| What is asked |
Reproduce each line that includes the word "importa".
· · ·
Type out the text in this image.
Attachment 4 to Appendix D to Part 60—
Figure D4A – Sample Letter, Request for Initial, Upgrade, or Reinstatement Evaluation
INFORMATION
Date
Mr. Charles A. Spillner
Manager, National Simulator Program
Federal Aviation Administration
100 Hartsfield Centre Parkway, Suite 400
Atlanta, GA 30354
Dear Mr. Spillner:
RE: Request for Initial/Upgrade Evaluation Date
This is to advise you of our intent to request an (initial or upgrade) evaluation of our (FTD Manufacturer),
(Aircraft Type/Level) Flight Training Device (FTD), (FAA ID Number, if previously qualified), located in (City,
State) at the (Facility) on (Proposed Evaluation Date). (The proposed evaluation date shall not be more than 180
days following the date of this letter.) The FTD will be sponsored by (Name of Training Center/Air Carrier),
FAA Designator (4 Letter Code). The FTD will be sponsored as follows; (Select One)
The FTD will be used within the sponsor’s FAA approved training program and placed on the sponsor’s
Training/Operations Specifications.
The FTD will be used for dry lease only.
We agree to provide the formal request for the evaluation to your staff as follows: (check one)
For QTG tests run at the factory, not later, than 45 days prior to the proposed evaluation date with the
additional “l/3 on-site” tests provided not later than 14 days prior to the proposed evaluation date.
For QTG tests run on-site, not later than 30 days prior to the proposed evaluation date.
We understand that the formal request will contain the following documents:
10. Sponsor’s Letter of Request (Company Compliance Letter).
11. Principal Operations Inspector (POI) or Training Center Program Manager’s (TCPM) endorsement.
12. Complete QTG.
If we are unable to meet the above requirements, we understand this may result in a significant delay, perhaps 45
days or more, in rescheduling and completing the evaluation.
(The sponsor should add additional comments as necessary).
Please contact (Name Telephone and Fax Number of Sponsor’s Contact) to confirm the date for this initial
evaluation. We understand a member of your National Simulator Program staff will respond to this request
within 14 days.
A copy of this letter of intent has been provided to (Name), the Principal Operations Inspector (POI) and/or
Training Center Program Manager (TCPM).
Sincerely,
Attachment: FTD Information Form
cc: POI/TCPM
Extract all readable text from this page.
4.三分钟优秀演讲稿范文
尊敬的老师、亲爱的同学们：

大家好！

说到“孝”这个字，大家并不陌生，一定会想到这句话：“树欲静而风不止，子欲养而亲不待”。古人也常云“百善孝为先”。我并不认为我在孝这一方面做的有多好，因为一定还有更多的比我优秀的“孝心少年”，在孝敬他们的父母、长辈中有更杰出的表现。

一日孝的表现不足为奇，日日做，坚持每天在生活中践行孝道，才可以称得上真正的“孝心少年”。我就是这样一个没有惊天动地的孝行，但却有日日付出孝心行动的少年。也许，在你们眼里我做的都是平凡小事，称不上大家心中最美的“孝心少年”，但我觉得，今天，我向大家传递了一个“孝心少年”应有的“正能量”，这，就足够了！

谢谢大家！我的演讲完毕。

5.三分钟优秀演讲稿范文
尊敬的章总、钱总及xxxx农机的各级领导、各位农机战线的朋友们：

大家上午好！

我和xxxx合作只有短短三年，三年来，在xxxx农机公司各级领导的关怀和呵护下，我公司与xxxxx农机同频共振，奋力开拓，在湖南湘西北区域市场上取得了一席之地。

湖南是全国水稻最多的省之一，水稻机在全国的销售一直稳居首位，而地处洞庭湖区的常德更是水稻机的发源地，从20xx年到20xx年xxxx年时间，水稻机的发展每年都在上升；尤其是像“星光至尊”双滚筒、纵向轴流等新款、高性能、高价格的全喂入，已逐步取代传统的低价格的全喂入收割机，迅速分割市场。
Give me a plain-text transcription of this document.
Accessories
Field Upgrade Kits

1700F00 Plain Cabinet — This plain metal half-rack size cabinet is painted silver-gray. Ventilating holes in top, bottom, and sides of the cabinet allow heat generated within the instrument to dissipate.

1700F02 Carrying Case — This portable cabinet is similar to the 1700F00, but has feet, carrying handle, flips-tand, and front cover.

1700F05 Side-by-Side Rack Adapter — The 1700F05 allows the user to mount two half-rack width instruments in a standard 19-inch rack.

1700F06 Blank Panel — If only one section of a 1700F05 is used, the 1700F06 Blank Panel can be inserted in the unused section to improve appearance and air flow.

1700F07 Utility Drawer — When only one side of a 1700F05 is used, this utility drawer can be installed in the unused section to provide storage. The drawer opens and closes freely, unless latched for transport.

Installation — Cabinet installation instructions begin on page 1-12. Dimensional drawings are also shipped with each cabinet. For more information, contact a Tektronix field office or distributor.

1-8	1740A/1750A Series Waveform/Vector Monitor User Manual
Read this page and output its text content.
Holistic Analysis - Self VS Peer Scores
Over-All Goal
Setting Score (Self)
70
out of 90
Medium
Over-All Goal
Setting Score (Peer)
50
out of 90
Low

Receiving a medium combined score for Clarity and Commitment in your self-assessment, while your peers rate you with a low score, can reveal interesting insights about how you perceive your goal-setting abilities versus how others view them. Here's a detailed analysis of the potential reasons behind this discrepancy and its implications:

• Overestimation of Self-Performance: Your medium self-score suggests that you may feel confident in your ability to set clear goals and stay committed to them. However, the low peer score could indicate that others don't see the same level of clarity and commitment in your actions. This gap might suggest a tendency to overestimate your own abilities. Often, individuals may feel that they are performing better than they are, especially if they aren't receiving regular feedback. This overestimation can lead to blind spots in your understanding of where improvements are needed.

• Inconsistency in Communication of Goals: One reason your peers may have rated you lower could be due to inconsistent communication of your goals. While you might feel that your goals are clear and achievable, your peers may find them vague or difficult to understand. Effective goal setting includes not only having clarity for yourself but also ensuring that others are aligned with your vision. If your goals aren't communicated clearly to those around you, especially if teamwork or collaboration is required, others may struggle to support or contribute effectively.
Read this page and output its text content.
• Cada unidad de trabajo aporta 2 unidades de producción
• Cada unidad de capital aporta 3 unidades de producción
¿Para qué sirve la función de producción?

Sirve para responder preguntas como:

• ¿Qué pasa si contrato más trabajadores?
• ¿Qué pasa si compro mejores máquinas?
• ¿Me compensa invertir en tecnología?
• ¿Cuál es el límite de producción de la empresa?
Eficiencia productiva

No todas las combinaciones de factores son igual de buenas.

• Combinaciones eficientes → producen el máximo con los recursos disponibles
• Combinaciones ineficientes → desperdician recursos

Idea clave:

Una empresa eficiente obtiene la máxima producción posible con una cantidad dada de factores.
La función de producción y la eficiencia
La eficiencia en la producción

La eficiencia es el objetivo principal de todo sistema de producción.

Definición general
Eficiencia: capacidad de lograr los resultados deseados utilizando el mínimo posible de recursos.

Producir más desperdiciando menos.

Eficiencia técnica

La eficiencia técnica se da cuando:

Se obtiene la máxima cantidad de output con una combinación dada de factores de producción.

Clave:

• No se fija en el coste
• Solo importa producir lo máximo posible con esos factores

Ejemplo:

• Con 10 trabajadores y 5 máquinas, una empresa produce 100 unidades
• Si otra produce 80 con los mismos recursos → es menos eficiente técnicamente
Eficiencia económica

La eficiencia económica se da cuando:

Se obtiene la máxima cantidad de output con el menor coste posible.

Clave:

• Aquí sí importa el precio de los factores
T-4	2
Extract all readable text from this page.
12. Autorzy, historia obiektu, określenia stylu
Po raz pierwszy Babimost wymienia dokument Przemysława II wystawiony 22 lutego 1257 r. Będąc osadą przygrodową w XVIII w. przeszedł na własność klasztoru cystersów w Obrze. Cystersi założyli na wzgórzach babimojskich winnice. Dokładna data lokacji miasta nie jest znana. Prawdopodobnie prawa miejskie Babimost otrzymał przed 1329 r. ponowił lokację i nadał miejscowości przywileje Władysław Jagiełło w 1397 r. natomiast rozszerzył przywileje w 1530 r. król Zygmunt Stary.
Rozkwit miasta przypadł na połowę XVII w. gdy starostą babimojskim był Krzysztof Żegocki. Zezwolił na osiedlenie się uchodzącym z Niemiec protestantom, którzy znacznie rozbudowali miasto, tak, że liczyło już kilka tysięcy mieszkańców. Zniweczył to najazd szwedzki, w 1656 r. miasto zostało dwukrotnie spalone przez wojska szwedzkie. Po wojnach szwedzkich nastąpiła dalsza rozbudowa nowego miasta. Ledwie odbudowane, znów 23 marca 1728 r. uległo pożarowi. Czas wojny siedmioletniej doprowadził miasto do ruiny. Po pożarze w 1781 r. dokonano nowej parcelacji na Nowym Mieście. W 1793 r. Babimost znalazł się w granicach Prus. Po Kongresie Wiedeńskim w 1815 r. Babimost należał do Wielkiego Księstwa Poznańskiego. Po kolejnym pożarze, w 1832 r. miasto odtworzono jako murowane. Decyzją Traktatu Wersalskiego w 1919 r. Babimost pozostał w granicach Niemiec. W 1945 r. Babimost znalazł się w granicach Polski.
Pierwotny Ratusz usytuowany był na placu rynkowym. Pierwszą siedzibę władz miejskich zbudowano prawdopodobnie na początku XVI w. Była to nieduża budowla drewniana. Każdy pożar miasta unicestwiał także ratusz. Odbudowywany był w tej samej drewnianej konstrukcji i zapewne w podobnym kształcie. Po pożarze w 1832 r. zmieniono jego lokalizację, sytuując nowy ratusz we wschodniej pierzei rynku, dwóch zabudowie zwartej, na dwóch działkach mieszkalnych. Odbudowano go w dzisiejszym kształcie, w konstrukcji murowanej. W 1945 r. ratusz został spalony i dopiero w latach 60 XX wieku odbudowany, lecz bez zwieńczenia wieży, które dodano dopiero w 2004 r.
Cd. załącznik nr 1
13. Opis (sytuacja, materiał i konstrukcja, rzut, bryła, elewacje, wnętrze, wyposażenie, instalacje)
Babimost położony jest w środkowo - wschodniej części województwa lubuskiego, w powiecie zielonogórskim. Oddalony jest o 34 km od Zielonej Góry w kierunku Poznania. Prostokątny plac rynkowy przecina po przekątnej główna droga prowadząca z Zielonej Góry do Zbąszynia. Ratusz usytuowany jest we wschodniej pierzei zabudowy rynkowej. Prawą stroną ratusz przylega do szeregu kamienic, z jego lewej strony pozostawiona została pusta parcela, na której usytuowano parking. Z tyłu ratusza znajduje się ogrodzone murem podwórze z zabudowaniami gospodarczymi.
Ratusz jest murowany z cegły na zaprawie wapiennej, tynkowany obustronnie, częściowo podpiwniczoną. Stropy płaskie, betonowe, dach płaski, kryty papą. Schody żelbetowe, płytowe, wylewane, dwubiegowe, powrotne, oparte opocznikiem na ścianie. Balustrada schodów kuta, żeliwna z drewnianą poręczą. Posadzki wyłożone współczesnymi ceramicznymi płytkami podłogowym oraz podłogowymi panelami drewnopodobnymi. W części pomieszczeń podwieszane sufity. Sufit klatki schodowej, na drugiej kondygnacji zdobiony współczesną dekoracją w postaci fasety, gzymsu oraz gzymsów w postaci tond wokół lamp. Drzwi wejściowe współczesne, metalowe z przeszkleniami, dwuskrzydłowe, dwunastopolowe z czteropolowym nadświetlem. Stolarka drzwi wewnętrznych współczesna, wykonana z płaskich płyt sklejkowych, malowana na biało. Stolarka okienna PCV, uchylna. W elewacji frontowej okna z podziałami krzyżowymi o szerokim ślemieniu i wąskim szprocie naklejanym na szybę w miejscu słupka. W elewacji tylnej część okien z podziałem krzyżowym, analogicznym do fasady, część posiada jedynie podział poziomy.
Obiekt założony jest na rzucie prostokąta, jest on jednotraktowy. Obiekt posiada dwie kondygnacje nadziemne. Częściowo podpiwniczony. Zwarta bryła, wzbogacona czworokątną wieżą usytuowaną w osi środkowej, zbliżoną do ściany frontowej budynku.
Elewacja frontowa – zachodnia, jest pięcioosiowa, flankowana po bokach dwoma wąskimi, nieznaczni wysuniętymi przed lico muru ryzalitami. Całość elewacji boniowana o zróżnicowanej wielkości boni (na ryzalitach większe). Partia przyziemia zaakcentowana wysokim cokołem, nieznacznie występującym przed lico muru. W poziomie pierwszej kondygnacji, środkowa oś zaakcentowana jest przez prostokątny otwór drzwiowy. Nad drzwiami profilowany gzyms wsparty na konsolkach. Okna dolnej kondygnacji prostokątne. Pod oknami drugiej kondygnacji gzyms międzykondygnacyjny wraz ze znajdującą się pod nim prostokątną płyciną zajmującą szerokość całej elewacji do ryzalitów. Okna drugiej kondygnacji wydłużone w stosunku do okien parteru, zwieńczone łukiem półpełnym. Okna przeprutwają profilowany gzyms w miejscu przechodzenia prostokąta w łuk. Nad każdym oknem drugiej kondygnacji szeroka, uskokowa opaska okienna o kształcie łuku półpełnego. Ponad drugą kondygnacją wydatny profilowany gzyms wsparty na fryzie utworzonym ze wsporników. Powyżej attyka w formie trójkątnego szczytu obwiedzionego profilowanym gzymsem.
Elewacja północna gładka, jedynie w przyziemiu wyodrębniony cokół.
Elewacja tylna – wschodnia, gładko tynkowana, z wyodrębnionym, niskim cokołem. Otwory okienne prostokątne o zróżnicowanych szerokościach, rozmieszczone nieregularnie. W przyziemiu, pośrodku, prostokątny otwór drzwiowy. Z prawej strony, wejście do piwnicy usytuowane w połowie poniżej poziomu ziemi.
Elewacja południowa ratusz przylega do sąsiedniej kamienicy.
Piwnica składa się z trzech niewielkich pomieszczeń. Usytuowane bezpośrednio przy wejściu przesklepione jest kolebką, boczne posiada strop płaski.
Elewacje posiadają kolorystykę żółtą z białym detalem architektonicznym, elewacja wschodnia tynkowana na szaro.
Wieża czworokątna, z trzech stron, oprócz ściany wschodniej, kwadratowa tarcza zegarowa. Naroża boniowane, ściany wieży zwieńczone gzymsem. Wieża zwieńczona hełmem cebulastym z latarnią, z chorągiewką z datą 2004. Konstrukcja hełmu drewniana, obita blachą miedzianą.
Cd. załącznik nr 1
· · ·
| Result of this exercise |
• Solo importa producir lo máximo posible con esos factores
• Aquí sí importa el precio de los factores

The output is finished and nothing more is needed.